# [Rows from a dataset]
----

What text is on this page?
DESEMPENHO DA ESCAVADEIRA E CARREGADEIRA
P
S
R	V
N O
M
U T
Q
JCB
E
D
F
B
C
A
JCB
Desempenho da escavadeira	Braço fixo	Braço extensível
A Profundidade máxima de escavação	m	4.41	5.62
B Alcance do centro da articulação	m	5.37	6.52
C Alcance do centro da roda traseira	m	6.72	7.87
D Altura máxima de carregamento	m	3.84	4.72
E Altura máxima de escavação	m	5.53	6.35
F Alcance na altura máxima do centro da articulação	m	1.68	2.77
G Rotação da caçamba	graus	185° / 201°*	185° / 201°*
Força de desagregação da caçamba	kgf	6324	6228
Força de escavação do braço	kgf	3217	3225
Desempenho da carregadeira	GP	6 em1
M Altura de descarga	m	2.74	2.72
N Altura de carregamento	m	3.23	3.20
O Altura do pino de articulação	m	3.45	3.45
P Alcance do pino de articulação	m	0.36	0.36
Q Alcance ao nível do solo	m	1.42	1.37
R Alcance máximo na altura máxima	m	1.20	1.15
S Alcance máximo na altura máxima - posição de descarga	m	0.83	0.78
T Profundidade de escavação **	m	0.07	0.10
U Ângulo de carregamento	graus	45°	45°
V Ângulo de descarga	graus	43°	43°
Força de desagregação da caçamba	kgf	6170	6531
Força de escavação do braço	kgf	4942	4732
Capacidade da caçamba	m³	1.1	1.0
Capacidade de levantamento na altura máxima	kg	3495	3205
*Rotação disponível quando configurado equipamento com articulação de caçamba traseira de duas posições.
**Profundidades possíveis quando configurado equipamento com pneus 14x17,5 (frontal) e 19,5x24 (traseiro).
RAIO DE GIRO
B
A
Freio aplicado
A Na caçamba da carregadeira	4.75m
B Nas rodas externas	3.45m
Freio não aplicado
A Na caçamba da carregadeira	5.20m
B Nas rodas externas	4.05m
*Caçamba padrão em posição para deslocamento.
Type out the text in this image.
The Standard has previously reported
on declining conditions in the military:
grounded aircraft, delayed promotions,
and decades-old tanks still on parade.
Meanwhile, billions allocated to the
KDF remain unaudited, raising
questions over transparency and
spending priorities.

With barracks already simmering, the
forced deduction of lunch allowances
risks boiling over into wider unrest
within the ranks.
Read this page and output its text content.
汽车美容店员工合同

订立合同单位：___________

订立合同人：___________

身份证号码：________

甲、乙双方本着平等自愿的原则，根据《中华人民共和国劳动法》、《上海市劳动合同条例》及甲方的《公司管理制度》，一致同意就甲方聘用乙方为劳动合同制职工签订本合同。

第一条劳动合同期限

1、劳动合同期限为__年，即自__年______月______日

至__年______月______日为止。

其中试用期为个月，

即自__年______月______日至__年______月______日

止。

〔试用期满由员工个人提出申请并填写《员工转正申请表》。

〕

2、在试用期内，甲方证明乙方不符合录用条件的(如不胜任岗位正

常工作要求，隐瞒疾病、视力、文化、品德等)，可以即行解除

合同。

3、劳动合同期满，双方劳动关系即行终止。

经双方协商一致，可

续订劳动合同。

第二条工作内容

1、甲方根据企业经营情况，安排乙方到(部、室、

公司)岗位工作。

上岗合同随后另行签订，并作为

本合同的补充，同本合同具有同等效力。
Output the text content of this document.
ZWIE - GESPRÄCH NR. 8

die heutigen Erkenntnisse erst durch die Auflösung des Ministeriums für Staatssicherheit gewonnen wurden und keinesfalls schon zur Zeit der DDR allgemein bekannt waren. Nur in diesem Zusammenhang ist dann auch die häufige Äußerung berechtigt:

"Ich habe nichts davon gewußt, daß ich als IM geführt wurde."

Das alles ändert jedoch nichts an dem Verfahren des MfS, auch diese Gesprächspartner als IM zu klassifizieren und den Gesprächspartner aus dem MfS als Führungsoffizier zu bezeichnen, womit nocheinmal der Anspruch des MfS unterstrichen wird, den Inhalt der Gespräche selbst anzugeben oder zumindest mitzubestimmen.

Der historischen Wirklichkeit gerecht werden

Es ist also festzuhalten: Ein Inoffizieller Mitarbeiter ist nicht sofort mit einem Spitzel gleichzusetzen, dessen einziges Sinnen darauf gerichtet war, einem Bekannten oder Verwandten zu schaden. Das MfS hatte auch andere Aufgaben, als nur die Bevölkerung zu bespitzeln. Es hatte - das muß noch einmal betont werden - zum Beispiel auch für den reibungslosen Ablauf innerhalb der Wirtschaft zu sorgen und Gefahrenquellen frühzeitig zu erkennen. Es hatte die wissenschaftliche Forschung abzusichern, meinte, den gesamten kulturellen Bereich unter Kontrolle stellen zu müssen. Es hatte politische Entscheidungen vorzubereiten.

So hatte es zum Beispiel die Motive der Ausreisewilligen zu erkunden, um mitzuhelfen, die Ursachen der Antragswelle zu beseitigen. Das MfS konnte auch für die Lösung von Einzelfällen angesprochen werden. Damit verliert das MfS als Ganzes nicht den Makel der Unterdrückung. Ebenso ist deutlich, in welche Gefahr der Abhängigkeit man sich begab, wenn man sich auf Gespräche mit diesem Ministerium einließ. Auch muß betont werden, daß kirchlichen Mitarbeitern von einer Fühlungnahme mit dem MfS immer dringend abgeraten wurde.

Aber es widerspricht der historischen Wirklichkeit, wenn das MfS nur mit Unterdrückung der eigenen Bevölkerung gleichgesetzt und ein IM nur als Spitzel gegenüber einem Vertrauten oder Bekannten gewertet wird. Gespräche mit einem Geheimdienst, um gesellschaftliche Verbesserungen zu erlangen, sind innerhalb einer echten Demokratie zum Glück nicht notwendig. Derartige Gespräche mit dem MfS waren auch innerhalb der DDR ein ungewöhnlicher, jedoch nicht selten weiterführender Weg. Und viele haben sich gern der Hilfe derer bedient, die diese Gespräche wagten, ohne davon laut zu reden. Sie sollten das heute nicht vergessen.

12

----

# [WHAT THIS TASK INVOLVES]
Copy each line of the records that contains the word "Força".

# [FINISHED TASK]
Força de desagregação da caçamba	kgf	6324	6228
Força de escavação do braço	kgf	3217	3225
Força de desagregação da caçamba	kgf	6170	6531
Força de escavação do braço	kgf	4942	4732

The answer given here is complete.